*** The input ***
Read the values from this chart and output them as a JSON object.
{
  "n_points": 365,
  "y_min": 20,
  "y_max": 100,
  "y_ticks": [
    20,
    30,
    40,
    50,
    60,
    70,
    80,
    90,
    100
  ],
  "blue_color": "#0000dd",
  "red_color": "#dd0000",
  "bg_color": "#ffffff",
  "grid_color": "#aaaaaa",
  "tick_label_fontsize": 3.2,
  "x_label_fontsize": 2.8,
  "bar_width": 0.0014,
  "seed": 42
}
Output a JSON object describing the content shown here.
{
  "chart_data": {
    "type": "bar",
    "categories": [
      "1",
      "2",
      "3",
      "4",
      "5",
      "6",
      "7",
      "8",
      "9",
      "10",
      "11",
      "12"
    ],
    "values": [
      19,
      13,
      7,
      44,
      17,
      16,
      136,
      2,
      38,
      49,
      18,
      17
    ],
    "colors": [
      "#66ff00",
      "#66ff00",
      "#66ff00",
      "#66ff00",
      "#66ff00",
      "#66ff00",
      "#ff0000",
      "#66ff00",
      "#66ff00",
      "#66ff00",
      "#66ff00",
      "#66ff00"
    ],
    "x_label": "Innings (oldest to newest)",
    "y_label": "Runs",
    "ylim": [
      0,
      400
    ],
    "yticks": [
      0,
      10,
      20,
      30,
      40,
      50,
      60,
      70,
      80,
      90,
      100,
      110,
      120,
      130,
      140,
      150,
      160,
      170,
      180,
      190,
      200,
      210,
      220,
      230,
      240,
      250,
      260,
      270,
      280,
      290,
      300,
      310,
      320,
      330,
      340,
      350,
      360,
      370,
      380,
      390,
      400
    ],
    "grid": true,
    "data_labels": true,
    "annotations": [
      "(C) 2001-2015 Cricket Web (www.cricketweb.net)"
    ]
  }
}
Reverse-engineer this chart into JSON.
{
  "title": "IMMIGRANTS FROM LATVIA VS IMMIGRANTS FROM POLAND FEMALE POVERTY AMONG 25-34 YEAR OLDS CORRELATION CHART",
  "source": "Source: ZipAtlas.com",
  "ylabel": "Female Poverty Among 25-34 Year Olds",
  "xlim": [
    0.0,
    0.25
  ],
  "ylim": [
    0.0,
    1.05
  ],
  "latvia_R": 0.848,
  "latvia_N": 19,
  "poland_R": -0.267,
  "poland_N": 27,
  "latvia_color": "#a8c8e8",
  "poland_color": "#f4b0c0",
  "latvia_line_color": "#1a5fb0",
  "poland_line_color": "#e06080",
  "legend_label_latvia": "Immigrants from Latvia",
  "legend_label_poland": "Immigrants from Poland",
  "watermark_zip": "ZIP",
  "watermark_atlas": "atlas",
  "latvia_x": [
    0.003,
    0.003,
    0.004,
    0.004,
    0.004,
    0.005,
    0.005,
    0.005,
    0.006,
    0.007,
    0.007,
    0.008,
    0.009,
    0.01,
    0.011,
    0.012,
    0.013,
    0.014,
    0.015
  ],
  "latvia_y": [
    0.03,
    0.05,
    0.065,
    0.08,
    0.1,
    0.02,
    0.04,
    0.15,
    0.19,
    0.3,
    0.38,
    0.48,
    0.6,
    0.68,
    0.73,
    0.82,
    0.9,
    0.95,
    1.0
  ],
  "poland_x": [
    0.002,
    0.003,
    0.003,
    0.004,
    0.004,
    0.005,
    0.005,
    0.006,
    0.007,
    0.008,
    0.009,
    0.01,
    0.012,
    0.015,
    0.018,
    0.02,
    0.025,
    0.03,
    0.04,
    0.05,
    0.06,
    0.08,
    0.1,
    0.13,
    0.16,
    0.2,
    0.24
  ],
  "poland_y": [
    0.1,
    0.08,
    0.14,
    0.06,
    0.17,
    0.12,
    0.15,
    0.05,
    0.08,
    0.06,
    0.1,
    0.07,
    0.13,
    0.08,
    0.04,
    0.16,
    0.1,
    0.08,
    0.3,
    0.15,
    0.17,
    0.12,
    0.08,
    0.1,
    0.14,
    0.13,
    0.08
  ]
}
***
▶ _Problem_
Your task is to list each line of the records with the word "this".

▶ _Full solution_
Read the values from this chart and output them as a JSON object.
Reverse-engineer this chart into JSON.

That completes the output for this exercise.